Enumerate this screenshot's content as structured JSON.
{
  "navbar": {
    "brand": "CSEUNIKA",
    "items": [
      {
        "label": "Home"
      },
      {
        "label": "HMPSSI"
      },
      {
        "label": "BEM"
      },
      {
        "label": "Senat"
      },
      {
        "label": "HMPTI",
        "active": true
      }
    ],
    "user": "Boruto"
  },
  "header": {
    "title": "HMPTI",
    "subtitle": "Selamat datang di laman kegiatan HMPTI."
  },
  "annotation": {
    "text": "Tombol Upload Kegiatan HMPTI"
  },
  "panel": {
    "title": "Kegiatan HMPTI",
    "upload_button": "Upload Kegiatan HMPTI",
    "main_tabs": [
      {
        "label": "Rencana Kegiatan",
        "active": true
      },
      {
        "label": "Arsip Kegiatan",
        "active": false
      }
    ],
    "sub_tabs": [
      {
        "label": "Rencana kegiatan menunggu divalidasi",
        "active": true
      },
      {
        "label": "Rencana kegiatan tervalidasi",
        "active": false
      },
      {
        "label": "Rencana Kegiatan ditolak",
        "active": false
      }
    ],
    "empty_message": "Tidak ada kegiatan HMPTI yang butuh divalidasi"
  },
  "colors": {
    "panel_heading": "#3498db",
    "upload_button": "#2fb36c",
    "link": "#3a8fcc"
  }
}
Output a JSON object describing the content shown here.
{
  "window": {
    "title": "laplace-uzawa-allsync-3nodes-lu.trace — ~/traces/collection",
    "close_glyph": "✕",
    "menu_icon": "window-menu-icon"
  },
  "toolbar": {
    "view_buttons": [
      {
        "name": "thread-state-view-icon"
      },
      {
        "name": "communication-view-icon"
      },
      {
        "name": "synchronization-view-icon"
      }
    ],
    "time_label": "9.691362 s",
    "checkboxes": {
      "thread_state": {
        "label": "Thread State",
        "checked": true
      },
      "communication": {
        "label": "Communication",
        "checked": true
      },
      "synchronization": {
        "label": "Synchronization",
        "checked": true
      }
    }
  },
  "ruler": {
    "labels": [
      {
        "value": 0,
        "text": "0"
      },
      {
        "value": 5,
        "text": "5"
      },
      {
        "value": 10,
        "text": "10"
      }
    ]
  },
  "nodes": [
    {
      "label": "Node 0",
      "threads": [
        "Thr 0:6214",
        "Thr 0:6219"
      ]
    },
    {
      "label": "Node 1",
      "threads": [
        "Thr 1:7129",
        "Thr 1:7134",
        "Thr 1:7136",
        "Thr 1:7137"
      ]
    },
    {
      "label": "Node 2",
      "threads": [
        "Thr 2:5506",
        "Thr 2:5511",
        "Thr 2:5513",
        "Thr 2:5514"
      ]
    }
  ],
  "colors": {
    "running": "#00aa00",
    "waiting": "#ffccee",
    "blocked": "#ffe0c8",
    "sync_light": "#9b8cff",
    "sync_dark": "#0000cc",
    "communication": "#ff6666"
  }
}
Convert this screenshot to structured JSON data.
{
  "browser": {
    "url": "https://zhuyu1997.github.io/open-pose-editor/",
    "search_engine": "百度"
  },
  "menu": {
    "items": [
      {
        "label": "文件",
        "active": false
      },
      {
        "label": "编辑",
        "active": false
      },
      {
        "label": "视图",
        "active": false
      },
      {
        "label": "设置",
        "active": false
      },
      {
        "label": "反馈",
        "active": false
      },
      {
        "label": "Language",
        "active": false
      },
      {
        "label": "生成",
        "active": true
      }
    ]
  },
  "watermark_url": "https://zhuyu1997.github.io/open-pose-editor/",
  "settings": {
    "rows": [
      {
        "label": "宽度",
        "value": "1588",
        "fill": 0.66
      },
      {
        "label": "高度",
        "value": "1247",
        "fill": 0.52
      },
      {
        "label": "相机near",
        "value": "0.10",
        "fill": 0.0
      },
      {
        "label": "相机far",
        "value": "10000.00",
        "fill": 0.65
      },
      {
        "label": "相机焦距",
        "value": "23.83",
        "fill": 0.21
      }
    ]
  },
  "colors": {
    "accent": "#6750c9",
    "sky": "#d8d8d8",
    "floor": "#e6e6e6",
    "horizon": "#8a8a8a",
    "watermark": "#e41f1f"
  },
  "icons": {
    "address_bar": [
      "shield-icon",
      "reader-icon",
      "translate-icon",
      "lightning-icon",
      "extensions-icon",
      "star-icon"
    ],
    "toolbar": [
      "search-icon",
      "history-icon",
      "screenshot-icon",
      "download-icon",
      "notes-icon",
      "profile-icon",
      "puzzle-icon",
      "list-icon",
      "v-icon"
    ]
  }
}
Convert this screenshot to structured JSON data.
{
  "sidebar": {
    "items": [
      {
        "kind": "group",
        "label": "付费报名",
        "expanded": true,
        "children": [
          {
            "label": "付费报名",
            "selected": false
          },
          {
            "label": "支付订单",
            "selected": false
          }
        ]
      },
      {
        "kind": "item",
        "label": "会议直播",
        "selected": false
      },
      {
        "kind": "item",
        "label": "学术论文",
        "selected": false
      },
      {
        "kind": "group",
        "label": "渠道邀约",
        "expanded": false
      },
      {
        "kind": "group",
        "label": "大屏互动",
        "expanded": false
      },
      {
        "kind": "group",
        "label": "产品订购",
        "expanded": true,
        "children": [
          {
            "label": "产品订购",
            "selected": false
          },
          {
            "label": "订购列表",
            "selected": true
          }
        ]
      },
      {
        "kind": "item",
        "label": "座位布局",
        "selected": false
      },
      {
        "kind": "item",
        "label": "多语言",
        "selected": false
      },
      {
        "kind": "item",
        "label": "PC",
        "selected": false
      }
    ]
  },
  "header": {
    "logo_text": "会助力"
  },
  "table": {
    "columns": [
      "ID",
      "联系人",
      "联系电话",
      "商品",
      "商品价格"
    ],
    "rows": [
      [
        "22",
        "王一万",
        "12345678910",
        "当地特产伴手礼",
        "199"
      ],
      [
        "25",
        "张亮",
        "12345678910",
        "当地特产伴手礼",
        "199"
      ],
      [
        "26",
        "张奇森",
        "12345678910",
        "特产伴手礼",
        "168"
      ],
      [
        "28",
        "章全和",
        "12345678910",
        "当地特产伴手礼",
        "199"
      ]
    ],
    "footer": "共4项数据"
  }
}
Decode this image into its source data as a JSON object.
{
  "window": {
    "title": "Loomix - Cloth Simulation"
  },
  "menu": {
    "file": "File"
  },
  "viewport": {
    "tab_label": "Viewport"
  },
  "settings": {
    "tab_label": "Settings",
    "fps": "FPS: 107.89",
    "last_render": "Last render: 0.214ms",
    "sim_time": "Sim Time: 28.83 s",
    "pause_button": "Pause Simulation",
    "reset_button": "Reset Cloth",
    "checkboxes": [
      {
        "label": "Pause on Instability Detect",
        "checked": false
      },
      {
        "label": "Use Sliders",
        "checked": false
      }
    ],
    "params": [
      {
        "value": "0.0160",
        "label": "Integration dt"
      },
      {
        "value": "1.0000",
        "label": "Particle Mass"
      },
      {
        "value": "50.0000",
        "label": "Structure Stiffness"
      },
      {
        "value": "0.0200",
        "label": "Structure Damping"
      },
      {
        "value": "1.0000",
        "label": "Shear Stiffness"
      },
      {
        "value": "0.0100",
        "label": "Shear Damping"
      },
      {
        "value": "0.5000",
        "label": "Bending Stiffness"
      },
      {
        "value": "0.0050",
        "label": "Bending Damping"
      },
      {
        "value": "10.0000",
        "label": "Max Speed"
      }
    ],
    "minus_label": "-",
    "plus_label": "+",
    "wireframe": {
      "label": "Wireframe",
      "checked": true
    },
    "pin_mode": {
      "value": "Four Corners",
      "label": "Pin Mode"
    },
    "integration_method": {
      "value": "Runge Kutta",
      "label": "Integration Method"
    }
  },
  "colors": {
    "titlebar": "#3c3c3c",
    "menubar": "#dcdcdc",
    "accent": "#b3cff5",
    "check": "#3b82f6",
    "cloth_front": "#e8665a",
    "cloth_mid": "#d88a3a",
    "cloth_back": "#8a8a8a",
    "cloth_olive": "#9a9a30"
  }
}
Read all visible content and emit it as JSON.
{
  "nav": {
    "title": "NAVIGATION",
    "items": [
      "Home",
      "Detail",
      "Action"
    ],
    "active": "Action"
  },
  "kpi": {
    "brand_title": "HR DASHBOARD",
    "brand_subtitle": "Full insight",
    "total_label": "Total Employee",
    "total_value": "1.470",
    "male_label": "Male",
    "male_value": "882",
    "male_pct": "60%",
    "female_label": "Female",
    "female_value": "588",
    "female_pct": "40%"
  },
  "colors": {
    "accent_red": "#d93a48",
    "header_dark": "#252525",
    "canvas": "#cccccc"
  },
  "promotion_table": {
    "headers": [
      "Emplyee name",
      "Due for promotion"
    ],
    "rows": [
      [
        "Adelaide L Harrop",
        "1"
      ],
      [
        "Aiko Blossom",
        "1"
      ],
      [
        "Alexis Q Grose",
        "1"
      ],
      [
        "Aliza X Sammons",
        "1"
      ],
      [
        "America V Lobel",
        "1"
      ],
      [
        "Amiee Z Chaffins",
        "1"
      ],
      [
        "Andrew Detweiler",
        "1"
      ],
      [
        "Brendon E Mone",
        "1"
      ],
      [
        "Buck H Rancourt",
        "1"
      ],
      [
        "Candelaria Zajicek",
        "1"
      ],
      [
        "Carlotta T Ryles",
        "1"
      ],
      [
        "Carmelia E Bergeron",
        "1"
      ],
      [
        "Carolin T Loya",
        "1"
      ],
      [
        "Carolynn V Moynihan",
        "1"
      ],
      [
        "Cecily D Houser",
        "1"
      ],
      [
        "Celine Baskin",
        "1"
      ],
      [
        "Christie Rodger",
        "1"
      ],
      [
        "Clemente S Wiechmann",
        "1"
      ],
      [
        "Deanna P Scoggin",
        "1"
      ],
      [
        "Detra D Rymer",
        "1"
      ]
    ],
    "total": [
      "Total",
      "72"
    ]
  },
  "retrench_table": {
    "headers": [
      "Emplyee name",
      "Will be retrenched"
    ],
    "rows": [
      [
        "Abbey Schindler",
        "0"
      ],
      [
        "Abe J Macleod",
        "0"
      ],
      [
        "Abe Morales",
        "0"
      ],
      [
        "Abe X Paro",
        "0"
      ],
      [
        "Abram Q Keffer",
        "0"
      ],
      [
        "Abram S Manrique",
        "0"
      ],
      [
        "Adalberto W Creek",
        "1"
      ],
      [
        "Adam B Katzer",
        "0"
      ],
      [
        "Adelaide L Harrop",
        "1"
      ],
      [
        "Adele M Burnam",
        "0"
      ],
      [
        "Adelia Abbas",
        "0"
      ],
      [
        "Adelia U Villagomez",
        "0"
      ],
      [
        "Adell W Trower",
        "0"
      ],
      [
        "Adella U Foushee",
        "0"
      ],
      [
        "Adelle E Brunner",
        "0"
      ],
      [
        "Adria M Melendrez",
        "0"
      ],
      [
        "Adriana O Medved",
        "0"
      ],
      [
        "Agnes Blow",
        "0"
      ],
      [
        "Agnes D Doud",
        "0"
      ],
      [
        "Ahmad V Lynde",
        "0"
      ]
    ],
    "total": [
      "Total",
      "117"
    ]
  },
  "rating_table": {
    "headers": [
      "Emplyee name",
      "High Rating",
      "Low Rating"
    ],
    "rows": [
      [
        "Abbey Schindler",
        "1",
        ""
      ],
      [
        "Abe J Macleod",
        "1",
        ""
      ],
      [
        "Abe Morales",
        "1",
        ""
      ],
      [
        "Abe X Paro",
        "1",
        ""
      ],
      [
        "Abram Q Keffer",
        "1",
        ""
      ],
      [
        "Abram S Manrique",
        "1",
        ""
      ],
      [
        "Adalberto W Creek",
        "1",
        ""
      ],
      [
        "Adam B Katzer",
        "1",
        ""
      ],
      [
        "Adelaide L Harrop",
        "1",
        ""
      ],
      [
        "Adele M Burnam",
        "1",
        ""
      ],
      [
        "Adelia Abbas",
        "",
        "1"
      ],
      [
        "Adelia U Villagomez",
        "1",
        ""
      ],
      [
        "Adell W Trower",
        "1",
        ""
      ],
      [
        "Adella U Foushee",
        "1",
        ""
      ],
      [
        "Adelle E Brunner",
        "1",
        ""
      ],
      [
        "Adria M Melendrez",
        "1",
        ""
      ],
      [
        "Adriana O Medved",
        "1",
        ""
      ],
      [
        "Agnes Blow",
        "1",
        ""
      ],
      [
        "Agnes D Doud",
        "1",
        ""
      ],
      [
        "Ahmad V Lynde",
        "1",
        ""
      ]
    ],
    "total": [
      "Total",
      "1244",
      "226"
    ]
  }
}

^^^^

What is asked: Copy in full each line that holds the word "Pause".

Expected answer:
    "pause_button": "Pause Simulation",
        "label": "Pause on Instability Detect",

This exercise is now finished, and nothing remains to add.